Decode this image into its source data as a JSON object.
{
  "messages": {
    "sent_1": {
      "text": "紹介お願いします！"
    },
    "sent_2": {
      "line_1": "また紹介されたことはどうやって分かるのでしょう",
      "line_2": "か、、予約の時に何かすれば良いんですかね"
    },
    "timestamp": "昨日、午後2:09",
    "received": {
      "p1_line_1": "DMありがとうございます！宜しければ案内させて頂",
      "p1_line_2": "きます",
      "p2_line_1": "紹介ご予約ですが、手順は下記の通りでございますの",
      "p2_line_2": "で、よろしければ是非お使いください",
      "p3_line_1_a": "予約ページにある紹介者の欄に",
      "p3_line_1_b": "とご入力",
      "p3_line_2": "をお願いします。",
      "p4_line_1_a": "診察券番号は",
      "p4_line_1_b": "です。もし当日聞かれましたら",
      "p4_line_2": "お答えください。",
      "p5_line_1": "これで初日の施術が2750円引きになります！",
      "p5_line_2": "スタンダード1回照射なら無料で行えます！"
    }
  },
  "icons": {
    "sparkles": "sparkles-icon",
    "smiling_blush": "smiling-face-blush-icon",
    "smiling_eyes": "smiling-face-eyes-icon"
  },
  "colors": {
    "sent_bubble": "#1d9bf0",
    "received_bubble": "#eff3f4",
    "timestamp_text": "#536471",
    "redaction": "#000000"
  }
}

++++++++++

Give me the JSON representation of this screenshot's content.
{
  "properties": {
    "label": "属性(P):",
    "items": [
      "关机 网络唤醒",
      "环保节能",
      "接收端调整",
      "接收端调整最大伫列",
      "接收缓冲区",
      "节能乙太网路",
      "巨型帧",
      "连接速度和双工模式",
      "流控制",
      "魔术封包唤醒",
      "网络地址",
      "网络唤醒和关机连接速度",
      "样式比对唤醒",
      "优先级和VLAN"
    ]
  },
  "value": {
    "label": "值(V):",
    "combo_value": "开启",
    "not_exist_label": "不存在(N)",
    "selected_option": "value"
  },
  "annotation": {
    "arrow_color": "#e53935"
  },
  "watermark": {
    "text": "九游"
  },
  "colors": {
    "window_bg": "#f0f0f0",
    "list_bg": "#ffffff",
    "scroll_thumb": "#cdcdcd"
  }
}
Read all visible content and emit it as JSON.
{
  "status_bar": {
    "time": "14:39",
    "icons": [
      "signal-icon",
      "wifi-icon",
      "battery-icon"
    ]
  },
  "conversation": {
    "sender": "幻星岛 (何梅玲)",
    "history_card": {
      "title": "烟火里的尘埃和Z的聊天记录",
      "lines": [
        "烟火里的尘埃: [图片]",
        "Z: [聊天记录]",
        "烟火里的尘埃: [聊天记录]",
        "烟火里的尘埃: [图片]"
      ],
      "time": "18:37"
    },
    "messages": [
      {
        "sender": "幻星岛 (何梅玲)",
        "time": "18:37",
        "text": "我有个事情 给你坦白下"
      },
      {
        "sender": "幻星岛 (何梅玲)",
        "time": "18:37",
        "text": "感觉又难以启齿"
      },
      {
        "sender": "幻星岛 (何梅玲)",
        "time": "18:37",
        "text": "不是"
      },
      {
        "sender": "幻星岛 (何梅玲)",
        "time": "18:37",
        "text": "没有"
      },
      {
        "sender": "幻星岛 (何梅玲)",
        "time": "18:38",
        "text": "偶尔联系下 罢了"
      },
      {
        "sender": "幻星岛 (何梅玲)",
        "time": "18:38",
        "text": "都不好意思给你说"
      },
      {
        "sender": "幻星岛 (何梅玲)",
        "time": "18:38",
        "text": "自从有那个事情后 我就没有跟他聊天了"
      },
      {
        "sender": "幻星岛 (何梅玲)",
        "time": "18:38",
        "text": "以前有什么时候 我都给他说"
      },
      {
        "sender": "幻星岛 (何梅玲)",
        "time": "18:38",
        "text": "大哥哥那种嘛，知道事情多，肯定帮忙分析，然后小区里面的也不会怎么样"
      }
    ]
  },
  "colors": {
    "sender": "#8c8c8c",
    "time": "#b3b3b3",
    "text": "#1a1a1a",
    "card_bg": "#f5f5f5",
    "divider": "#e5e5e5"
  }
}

++++++++++

- _The request_
Ascertain the number of lines in the entries that include the word "content", and report only that number.

- _Result for this task_
2